PROBLEM STATEMENT: Copy every line of the entries below without changing anything.

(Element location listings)

※ ※ ※

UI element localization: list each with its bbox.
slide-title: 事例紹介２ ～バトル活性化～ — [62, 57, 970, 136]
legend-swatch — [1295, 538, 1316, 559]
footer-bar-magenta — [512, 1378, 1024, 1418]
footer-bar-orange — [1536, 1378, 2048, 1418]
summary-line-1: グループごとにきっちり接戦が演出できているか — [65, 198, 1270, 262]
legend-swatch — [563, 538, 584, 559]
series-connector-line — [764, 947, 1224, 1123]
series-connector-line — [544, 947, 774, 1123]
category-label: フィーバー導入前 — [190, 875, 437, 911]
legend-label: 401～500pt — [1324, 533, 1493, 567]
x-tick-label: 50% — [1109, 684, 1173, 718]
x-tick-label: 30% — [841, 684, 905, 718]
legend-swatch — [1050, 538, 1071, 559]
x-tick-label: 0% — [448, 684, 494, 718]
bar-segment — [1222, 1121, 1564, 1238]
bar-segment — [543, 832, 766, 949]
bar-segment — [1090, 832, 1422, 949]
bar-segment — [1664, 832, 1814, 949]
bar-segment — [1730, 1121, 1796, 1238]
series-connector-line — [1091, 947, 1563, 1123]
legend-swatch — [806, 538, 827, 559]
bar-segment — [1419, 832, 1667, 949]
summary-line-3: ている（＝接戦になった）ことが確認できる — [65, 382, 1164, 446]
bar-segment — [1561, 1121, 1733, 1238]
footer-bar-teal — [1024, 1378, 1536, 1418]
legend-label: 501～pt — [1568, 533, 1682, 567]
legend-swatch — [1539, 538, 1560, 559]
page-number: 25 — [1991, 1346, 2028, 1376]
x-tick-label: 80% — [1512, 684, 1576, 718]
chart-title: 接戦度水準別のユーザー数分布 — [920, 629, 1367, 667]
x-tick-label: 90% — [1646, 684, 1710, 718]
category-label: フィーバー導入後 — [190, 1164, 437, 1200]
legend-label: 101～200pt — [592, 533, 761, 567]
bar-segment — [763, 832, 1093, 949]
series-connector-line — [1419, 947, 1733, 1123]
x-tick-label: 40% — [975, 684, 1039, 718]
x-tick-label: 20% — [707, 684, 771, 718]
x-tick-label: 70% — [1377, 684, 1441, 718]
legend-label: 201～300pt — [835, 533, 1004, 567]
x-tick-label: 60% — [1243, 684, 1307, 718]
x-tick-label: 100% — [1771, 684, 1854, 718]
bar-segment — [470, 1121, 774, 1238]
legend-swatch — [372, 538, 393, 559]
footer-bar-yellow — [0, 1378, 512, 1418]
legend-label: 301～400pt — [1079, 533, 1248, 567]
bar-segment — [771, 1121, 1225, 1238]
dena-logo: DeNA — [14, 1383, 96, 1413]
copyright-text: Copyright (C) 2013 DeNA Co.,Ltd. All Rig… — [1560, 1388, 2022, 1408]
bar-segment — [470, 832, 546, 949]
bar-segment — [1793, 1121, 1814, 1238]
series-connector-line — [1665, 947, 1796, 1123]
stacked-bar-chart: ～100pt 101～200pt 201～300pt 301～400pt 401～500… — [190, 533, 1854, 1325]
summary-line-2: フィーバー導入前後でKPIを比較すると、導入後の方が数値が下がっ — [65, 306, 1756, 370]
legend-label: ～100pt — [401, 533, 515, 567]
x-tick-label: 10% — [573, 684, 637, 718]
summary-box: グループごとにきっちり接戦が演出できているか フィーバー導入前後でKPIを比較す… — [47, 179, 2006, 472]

※ ※ ※

EXERCISE RESULT:
UI element localization: list each with its bbox.
slide-title: 事例紹介２ ～バトル活性化～ — [62, 57, 970, 136]
legend-swatch — [1295, 538, 1316, 559]
footer-bar-magenta — [512, 1378, 1024, 1418]
footer-bar-orange — [1536, 1378, 2048, 1418]
summary-line-1: グループごとにきっちり接戦が演出できているか — [65, 198, 1270, 262]
legend-swatch — [563, 538, 584, 559]
series-connector-line — [764, 947, 1224, 1123]
series-connector-line — [544, 947, 774, 1123]
category-label: フィーバー導入前 — [190, 875, 437, 911]
legend-label: 401～500pt — [1324, 533, 1493, 567]
x-tick-label: 50% — [1109, 684, 1173, 718]
x-tick-label: 30% — [841, 684, 905, 718]
legend-swatch — [1050, 538, 1071, 559]
x-tick-label: 0% — [448, 684, 494, 718]
bar-segment — [1222, 1121, 1564, 1238]
bar-segment — [543, 832, 766, 949]
bar-segment — [1090, 832, 1422, 949]
bar-segment — [1664, 832, 1814, 949]
bar-segment — [1730, 1121, 1796, 1238]
series-connector-line — [1091, 947, 1563, 1123]
legend-swatch — [806, 538, 827, 559]
bar-segment — [1419, 832, 1667, 949]
summary-line-3: ている（＝接戦になった）ことが確認できる — [65, 382, 1164, 446]
bar-segment — [1561, 1121, 1733, 1238]
footer-bar-teal — [1024, 1378, 1536, 1418]
legend-label: 501～pt — [1568, 533, 1682, 567]
legend-swatch — [1539, 538, 1560, 559]
page-number: 25 — [1991, 1346, 2028, 1376]
x-tick-label: 80% — [1512, 684, 1576, 718]
chart-title: 接戦度水準別のユーザー数分布 — [920, 629, 1367, 667]
x-tick-label: 90% — [1646, 684, 1710, 718]
category-label: フィーバー導入後 — [190, 1164, 437, 1200]
legend-label: 101～200pt — [592, 533, 761, 567]
bar-segment — [763, 832, 1093, 949]
series-connector-line — [1419, 947, 1733, 1123]
x-tick-label: 40% — [975, 684, 1039, 718]
x-tick-label: 20% — [707, 684, 771, 718]
x-tick-label: 70% — [1377, 684, 1441, 718]
legend-label: 201～300pt — [835, 533, 1004, 567]
x-tick-label: 60% — [1243, 684, 1307, 718]
x-tick-label: 100% — [1771, 684, 1854, 718]
bar-segment — [470, 1121, 774, 1238]
legend-swatch — [372, 538, 393, 559]
footer-bar-yellow — [0, 1378, 512, 1418]
legend-label: 301～400pt — [1079, 533, 1248, 567]
bar-segment — [771, 1121, 1225, 1238]
dena-logo: DeNA — [14, 1383, 96, 1413]
copyright-text: Copyright (C) 2013 DeNA Co.,Ltd. All Rig… — [1560, 1388, 2022, 1408]
bar-segment — [470, 832, 546, 949]
bar-segment — [1793, 1121, 1814, 1238]
series-connector-line — [1665, 947, 1796, 1123]
stacked-bar-chart: ～100pt 101～200pt 201～300pt 301～400pt 401～500… — [190, 533, 1854, 1325]
summary-line-2: フィーバー導入前後でKPIを比較すると、導入後の方が数値が下がっ — [65, 306, 1756, 370]
legend-label: ～100pt — [401, 533, 515, 567]
x-tick-label: 10% — [573, 684, 637, 718]
summary-box: グループごとにきっちり接戦が演出できているか フィーバー導入前後でKPIを比較す… — [47, 179, 2006, 472]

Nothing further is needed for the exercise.